[INFORMATION SHOWN — start]
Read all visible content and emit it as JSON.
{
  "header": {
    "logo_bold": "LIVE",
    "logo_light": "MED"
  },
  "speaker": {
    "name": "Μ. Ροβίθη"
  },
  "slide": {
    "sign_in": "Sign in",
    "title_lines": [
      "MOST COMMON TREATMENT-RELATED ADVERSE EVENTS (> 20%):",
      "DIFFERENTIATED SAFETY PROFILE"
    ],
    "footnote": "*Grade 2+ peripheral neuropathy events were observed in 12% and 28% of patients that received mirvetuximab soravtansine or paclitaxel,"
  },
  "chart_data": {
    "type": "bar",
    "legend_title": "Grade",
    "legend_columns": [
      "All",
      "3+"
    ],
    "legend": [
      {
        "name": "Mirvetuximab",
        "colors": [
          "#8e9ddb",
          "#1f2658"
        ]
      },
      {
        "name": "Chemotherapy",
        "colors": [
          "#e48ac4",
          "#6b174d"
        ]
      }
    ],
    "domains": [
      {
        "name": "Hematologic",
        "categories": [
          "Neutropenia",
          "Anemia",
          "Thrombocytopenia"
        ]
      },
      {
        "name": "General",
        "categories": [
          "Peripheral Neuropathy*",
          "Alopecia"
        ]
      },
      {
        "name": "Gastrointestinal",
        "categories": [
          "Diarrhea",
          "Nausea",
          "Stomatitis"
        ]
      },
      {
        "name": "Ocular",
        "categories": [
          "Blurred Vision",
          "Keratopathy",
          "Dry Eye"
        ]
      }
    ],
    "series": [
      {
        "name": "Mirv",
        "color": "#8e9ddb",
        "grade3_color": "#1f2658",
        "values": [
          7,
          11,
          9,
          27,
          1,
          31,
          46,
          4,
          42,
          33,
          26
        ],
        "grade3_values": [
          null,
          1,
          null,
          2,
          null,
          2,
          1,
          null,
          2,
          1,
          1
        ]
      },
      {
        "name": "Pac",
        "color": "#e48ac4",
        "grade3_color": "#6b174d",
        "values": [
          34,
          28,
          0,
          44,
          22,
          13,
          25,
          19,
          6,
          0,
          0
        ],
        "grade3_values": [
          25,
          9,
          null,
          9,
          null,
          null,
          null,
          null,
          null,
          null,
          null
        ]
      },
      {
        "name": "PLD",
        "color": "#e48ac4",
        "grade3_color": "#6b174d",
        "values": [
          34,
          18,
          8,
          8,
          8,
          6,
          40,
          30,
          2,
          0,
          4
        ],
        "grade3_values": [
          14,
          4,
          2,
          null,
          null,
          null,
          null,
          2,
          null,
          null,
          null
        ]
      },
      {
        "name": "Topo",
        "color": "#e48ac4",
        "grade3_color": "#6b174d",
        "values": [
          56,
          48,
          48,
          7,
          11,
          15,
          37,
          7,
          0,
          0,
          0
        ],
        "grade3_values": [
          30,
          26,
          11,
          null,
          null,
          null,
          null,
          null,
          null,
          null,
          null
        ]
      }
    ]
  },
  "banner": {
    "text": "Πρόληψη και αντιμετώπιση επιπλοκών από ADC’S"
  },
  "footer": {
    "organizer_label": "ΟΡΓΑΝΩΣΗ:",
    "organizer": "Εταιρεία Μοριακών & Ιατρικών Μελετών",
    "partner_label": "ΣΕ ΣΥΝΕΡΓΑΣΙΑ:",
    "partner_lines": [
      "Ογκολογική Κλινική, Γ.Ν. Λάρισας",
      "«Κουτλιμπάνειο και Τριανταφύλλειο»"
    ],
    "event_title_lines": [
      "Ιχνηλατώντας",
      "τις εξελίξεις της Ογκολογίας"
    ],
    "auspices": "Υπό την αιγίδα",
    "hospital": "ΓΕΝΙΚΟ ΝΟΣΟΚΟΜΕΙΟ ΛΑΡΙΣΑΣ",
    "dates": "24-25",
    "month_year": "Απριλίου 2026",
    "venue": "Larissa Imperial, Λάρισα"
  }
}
[INFORMATION SHOWN — finish]
Transcribe the data. Leave every line exactly as it is.

Read all visible content and emit it as JSON.
{
  "header": {
    "logo_bold": "LIVE",
    "logo_light": "MED"
  },
  "speaker": {
    "name": "Μ. Ροβίθη"
  },
  "slide": {
    "sign_in": "Sign in",
    "title_lines": [
      "MOST COMMON TREATMENT-RELATED ADVERSE EVENTS (> 20%):",
      "DIFFERENTIATED SAFETY PROFILE"
    ],
    "footnote": "*Grade 2+ peripheral neuropathy events were observed in 12% and 28% of patients that received mirvetuximab soravtansine or paclitaxel,"
  },
  "chart_data": {
    "type": "bar",
    "legend_title": "Grade",
    "legend_columns": [
      "All",
      "3+"
    ],
    "legend": [
      {
        "name": "Mirvetuximab",
        "colors": [
          "#8e9ddb",
          "#1f2658"
        ]
      },
      {
        "name": "Chemotherapy",
        "colors": [
          "#e48ac4",
          "#6b174d"
        ]
      }
    ],
    "domains": [
      {
        "name": "Hematologic",
        "categories": [
          "Neutropenia",
          "Anemia",
          "Thrombocytopenia"
        ]
      },
      {
        "name": "General",
        "categories": [
          "Peripheral Neuropathy*",
          "Alopecia"
        ]
      },
      {
        "name": "Gastrointestinal",
        "categories": [
          "Diarrhea",
          "Nausea",
          "Stomatitis"
        ]
      },
      {
        "name": "Ocular",
        "categories": [
          "Blurred Vision",
          "Keratopathy",
          "Dry Eye"
        ]
      }
    ],
    "series": [
      {
        "name": "Mirv",
        "color": "#8e9ddb",
        "grade3_color": "#1f2658",
        "values": [
          7,
          11,
          9,
          27,
          1,
          31,
          46,
          4,
          42,
          33,
          26
        ],
        "grade3_values": [
          null,
          1,
          null,
          2,
          null,
          2,
          1,
          null,
          2,
          1,
          1
        ]
      },
      {
        "name": "Pac",
        "color": "#e48ac4",
        "grade3_color": "#6b174d",
        "values": [
          34,
          28,
          0,
          44,
          22,
          13,
          25,
          19,
          6,
          0,
          0
        ],
        "grade3_values": [
          25,
          9,
          null,
          9,
          null,
          null,
          null,
          null,
          null,
          null,
          null
        ]
      },
      {
        "name": "PLD",
        "color": "#e48ac4",
        "grade3_color": "#6b174d",
        "values": [
          34,
          18,
          8,
          8,
          8,
          6,
          40,
          30,
          2,
          0,
          4
        ],
        "grade3_values": [
          14,
          4,
          2,
          null,
          null,
          null,
          null,
          2,
          null,
          null,
          null
        ]
      },
      {
        "name": "Topo",
        "color": "#e48ac4",
        "grade3_color": "#6b174d",
        "values": [
          56,
          48,
          48,
          7,
          11,
          15,
          37,
          7,
          0,
          0,
          0
        ],
        "grade3_values": [
          30,
          26,
          11,
          null,
          null,
          null,
          null,
          null,
          null,
          null,
          null
        ]
      }
    ]
  },
  "banner": {
    "text": "Πρόληψη και αντιμετώπιση επιπλοκών από ADC’S"
  },
  "footer": {
    "organizer_label": "ΟΡΓΑΝΩΣΗ:",
    "organizer": "Εταιρεία Μοριακών & Ιατρικών Μελετών",
    "partner_label": "ΣΕ ΣΥΝΕΡΓΑΣΙΑ:",
    "partner_lines": [
      "Ογκολογική Κλινική, Γ.Ν. Λάρισας",
      "«Κουτλιμπάνειο και Τριανταφύλλειο»"
    ],
    "event_title_lines": [
      "Ιχνηλατώντας",
      "τις εξελίξεις της Ογκολογίας"
    ],
    "auspices": "Υπό την αιγίδα",
    "hospital": "ΓΕΝΙΚΟ ΝΟΣΟΚΟΜΕΙΟ ΛΑΡΙΣΑΣ",
    "dates": "24-25",
    "month_year": "Απριλίου 2026",
    "venue": "Larissa Imperial, Λάρισα"
  }
}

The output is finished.